◆ Task objective ◆
Note each line where "обеспечивающей" appears, and copy it.
— Begin Stored data —
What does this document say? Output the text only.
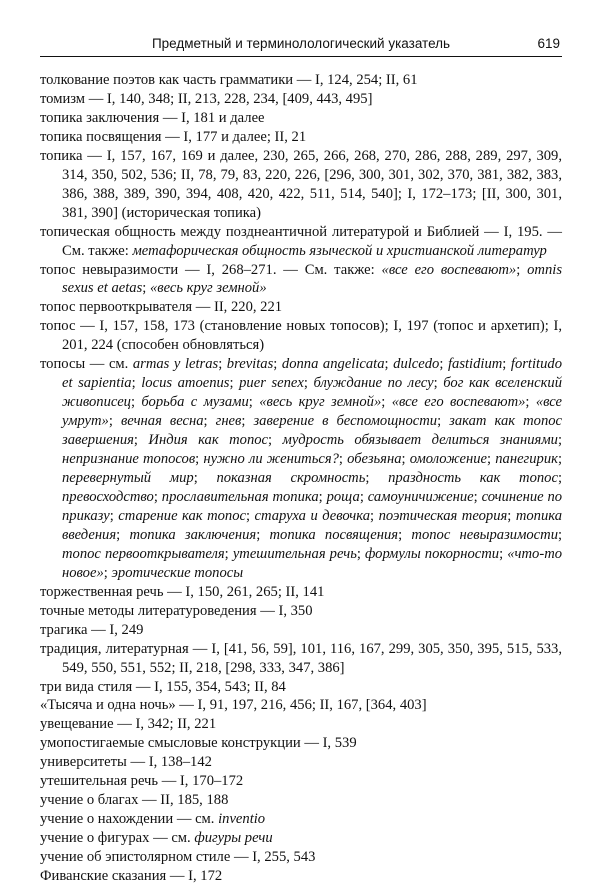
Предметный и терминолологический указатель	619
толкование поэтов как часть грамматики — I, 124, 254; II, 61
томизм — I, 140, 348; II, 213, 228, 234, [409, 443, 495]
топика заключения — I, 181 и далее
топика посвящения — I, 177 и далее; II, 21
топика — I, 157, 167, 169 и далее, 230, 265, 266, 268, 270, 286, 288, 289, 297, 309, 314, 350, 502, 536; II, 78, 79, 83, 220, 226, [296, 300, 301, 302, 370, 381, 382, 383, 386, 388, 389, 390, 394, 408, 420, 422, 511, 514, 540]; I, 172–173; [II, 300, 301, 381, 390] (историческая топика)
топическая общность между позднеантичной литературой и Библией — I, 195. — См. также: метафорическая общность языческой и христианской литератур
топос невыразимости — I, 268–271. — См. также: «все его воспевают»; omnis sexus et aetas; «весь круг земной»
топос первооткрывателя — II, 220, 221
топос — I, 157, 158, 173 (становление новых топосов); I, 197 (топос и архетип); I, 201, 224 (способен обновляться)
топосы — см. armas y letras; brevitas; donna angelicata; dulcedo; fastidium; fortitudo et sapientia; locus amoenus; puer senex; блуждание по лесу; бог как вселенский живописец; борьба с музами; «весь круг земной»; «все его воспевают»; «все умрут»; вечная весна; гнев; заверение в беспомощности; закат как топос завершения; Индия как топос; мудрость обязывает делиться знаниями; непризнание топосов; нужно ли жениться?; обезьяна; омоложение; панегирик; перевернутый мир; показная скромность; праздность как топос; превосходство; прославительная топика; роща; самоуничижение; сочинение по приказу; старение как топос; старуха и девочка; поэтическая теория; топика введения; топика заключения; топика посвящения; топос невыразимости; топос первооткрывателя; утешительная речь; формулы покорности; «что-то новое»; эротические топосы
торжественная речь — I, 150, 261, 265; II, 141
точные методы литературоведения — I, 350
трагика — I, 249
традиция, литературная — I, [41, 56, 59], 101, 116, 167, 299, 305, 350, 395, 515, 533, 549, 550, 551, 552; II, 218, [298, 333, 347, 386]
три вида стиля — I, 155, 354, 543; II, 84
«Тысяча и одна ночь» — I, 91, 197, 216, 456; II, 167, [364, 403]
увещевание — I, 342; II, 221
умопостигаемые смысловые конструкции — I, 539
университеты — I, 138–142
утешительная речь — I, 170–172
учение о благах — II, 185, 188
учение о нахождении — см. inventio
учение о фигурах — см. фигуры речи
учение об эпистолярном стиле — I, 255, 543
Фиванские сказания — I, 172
— End Stored data —
— Begin Stored data —
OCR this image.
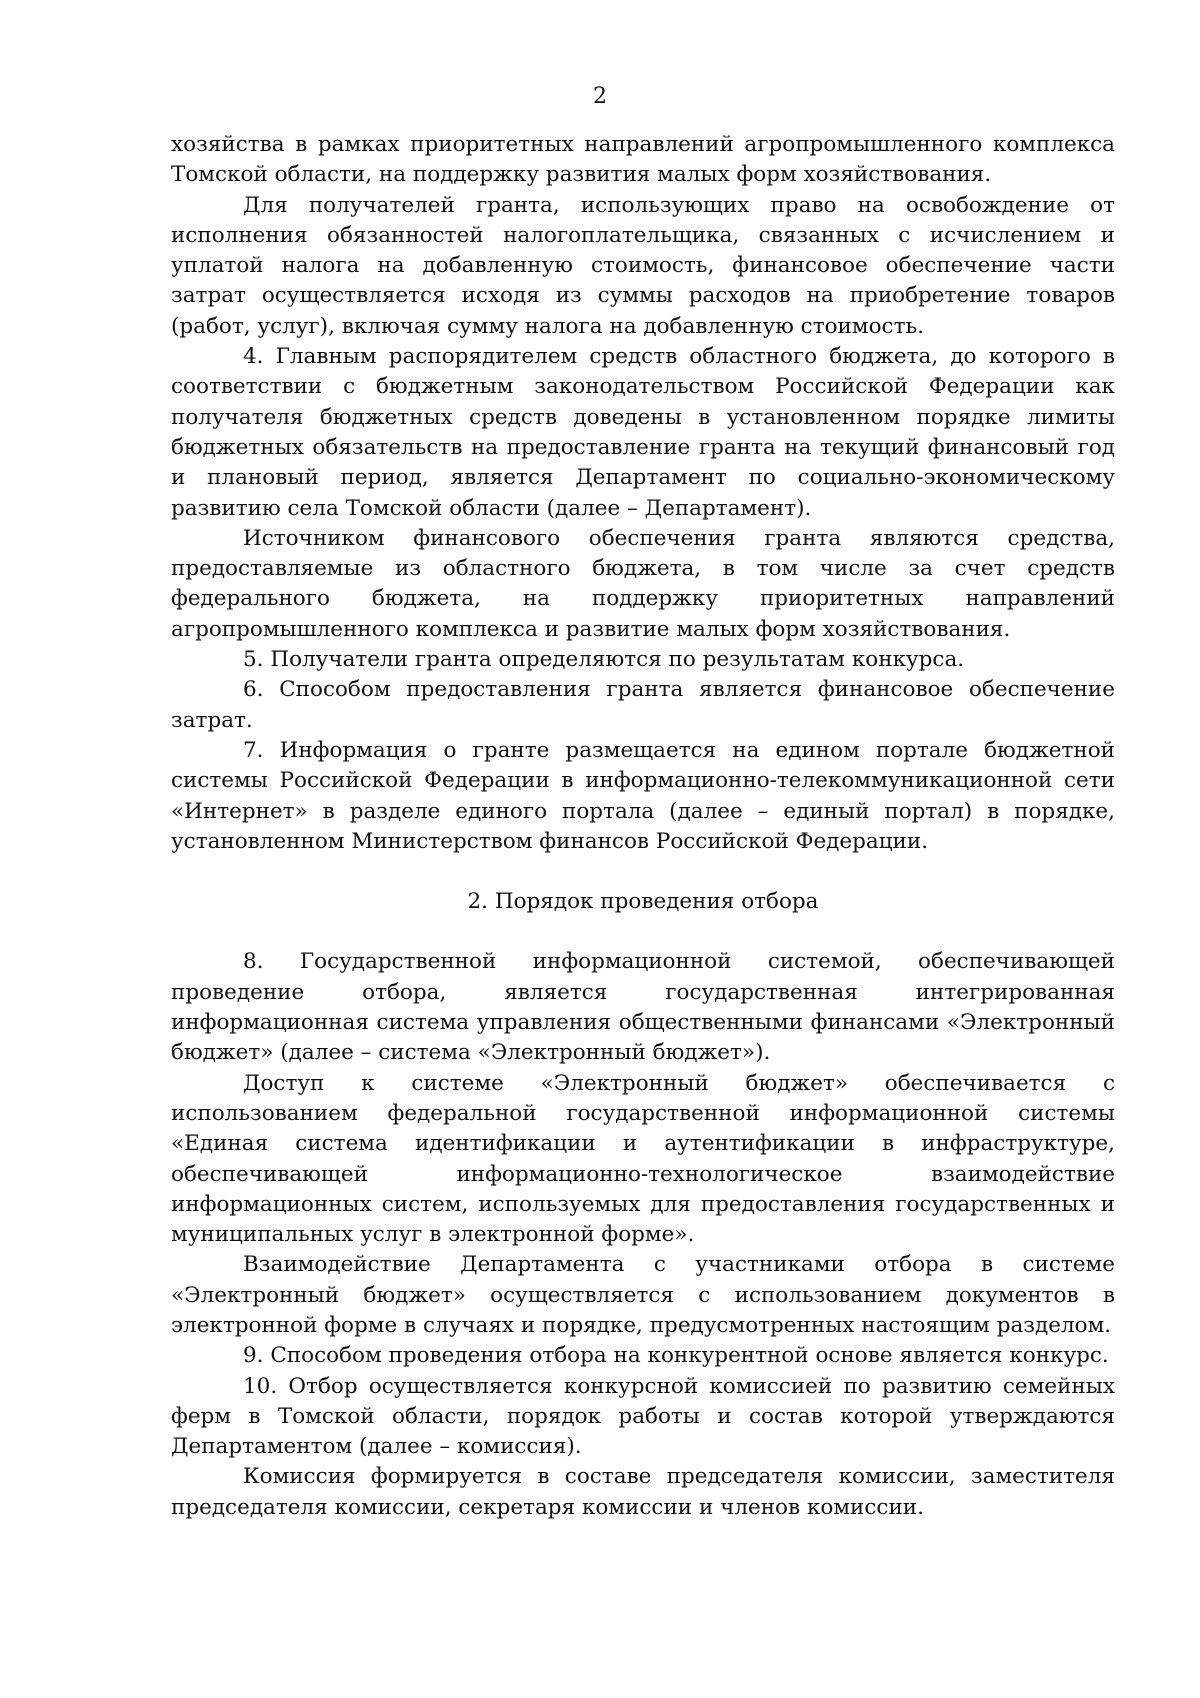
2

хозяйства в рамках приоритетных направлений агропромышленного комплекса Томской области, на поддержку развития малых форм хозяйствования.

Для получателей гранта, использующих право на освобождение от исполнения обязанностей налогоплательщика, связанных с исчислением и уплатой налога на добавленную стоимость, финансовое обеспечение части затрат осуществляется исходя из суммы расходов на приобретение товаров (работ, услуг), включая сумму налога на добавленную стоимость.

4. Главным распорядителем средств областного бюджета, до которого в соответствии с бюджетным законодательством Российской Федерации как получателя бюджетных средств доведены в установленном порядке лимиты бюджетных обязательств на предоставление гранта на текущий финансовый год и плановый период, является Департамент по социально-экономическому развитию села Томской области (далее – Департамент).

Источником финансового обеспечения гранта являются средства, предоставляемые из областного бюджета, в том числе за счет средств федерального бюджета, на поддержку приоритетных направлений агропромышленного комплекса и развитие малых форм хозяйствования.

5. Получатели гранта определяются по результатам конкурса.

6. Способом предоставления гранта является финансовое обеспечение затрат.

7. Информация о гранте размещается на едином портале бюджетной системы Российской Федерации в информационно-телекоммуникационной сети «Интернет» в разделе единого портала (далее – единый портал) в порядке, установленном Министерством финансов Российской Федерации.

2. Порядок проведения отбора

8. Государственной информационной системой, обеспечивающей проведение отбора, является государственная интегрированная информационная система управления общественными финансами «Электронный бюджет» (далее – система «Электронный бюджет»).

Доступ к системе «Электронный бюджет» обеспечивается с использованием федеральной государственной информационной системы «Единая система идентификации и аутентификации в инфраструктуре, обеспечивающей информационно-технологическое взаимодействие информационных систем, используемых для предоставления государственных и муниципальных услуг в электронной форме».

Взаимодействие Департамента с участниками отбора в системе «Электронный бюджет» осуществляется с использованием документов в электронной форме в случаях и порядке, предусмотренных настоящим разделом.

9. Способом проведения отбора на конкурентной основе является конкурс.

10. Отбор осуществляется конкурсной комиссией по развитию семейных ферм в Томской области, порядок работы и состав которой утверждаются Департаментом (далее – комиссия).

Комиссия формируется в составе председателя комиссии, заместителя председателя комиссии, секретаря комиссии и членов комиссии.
— End Stored data —
— Begin Stored data —
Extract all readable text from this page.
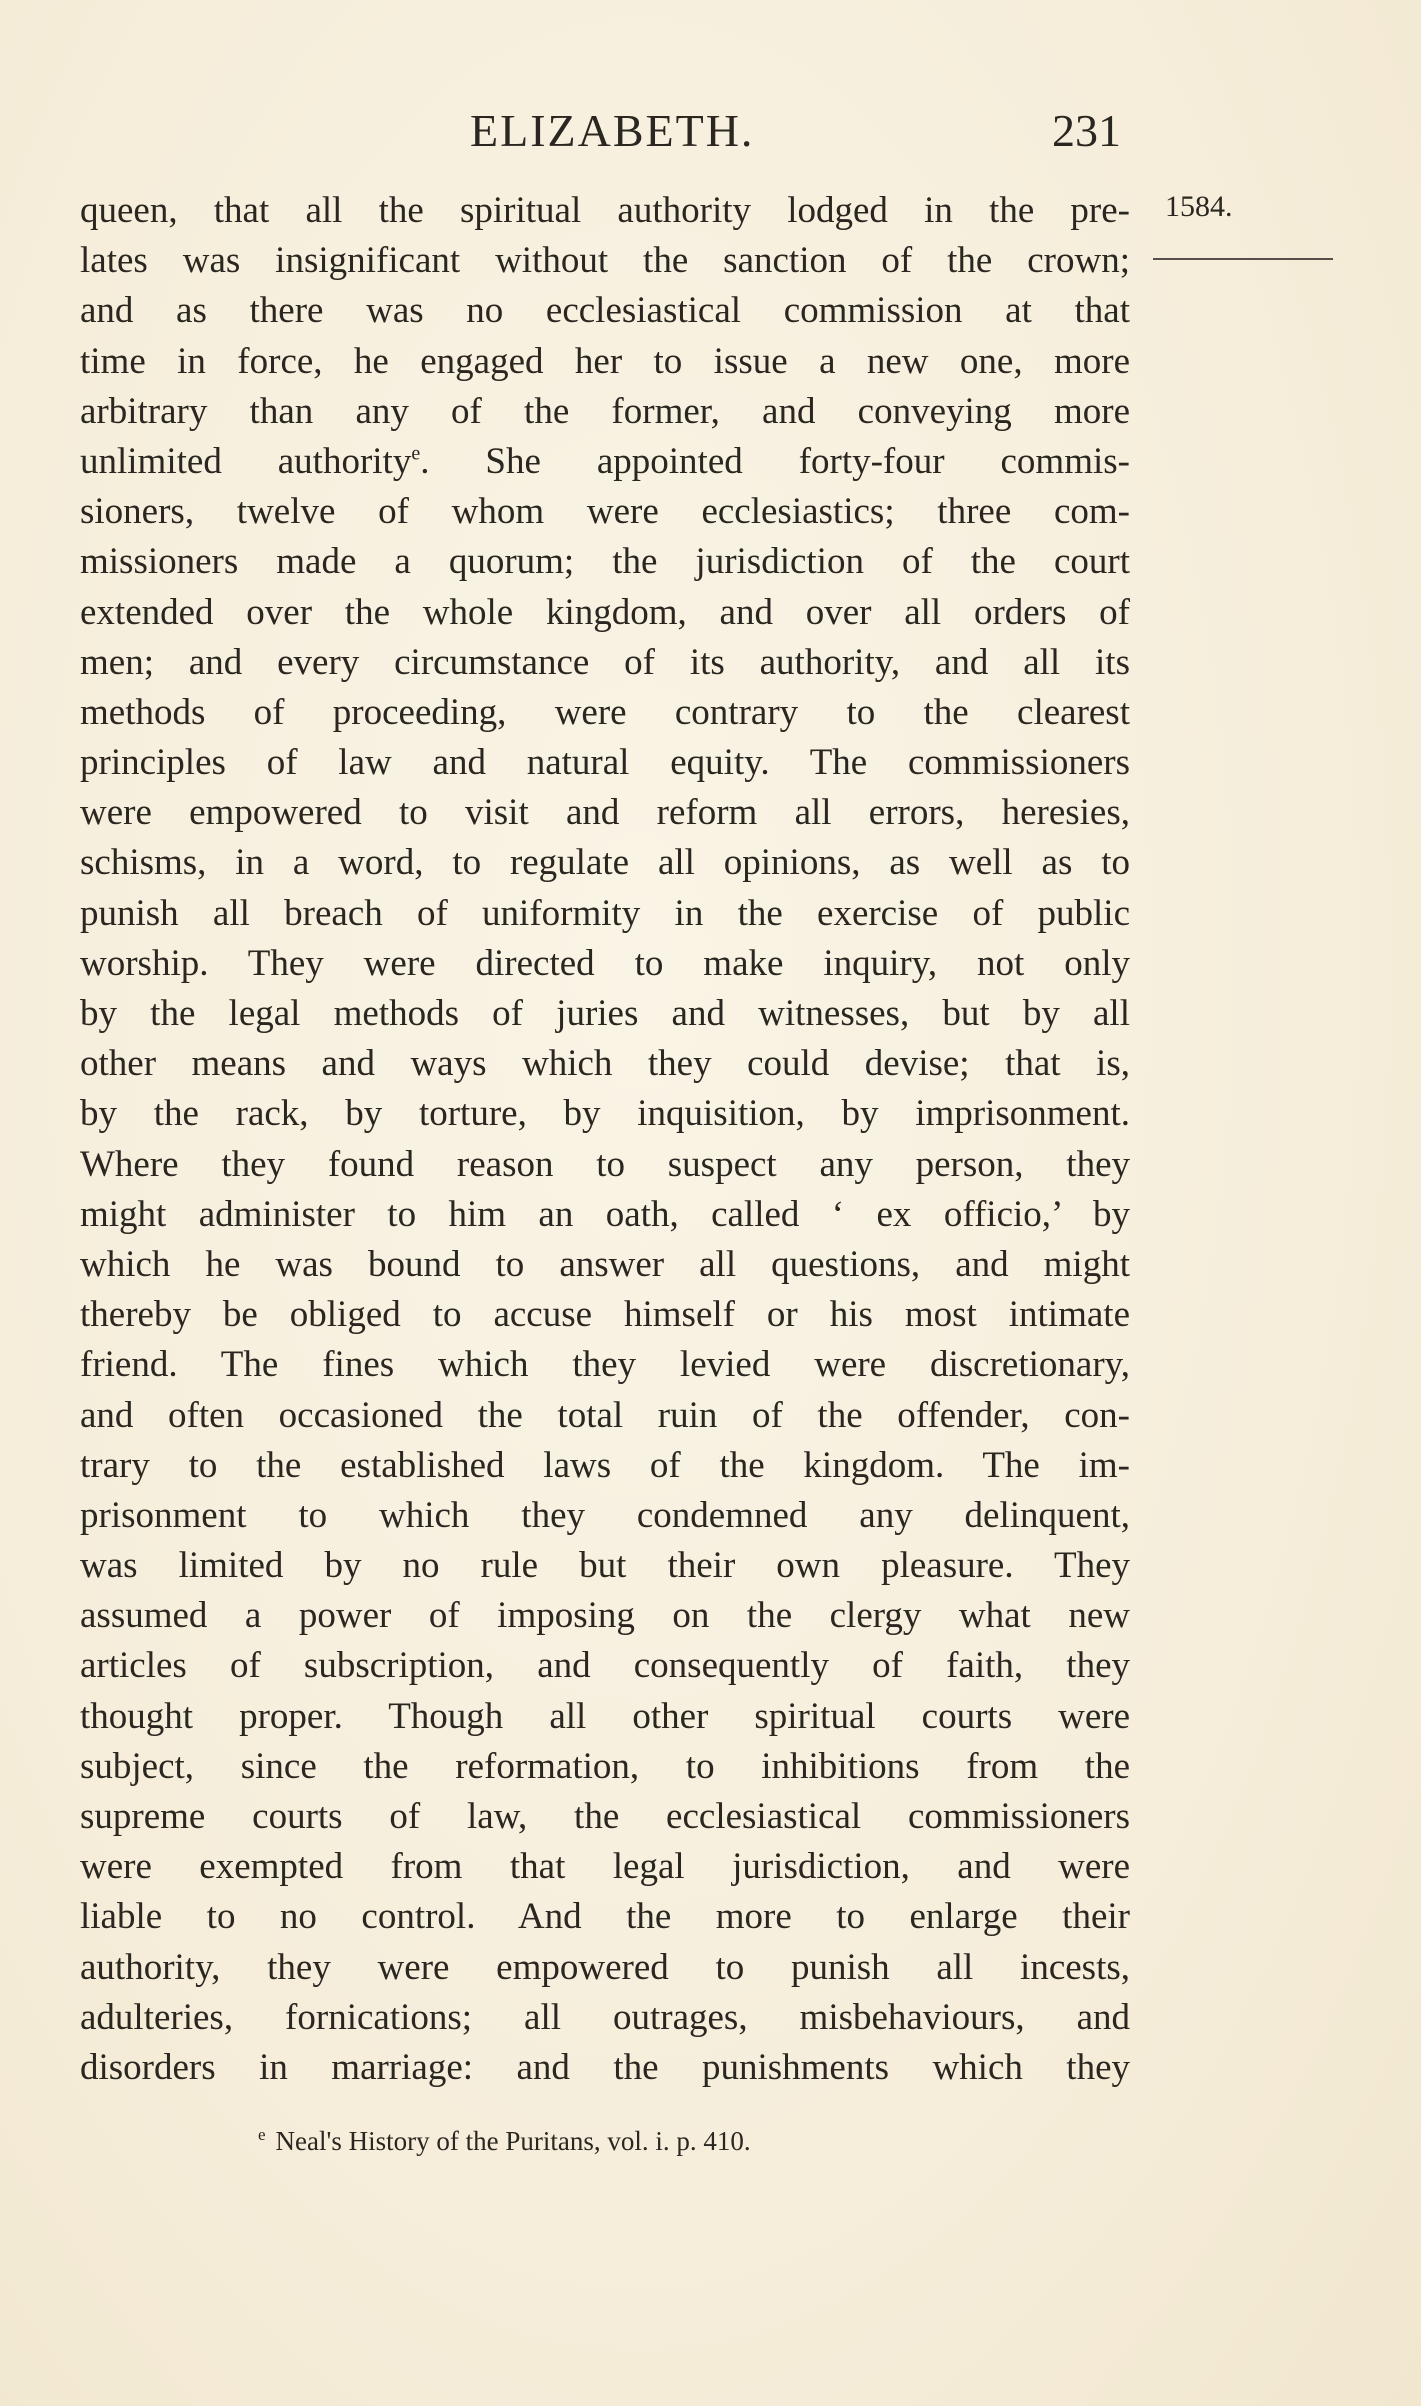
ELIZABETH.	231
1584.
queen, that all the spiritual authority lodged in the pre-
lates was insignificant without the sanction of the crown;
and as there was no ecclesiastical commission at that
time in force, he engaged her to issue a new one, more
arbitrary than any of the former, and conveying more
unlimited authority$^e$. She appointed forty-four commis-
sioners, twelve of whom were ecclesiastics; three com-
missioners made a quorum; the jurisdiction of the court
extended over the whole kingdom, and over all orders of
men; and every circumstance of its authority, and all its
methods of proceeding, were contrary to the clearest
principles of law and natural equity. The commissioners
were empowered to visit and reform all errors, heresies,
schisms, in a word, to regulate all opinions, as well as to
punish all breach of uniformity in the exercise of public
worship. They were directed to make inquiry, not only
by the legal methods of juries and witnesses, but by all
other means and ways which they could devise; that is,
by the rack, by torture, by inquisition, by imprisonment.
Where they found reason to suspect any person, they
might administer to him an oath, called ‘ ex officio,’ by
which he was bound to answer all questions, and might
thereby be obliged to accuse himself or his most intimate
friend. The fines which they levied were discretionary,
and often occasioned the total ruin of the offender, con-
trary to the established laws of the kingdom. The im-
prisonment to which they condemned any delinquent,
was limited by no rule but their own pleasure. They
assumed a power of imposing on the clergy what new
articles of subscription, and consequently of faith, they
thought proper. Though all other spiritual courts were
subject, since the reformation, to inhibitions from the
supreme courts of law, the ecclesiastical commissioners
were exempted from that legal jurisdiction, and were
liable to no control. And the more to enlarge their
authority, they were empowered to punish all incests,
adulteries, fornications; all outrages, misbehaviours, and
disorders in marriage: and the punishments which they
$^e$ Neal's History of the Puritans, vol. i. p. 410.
— End Stored data —
◆ The result ◆
8. Государственной информационной системой, обеспечивающей проведение отбора, является государственная интегрированная информационная система управления общественными финансами «Электронный бюджет» (далее – система «Электронный бюджет»).
Доступ к системе «Электронный бюджет» обеспечивается с использованием федеральной государственной информационной системы «Единая система идентификации и аутентификации в инфраструктуре, обеспечивающей информационно-технологическое взаимодействие информационных систем, используемых для предоставления государственных и муниципальных услуг в электронной форме».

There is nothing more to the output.